» **Task statement**: Copy the data precisely, keeping every character.

» **Record excerpts**:
»»
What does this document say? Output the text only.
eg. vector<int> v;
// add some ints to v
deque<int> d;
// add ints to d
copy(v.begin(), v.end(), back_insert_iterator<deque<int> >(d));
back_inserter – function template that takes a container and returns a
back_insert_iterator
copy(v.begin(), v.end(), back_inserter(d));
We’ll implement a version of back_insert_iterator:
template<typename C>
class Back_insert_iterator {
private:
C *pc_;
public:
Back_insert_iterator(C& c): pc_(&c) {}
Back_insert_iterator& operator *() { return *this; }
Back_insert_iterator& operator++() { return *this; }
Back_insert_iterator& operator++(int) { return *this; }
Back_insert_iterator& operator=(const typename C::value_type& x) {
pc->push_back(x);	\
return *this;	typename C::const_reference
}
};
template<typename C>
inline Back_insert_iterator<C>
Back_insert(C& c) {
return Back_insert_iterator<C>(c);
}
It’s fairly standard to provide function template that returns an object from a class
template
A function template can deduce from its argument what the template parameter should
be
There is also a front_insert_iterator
««
» **Answer for this exercise**:
What does this document say? Output the text only.
eg. vector<int> v;
// add some ints to v
deque<int> d;
// add ints to d
copy(v.begin(), v.end(), back_insert_iterator<deque<int> >(d));
back_inserter – function template that takes a container and returns a
back_insert_iterator
copy(v.begin(), v.end(), back_inserter(d));
We’ll implement a version of back_insert_iterator:
template<typename C>
class Back_insert_iterator {
private:
C *pc_;
public:
Back_insert_iterator(C& c): pc_(&c) {}
Back_insert_iterator& operator *() { return *this; }
Back_insert_iterator& operator++() { return *this; }
Back_insert_iterator& operator++(int) { return *this; }
Back_insert_iterator& operator=(const typename C::value_type& x) {
pc->push_back(x);	\
return *this;	typename C::const_reference
}
};
template<typename C>
inline Back_insert_iterator<C>
Back_insert(C& c) {
return Back_insert_iterator<C>(c);
}
It’s fairly standard to provide function template that returns an object from a class
template
A function template can deduce from its argument what the template parameter should
be
There is also a front_insert_iterator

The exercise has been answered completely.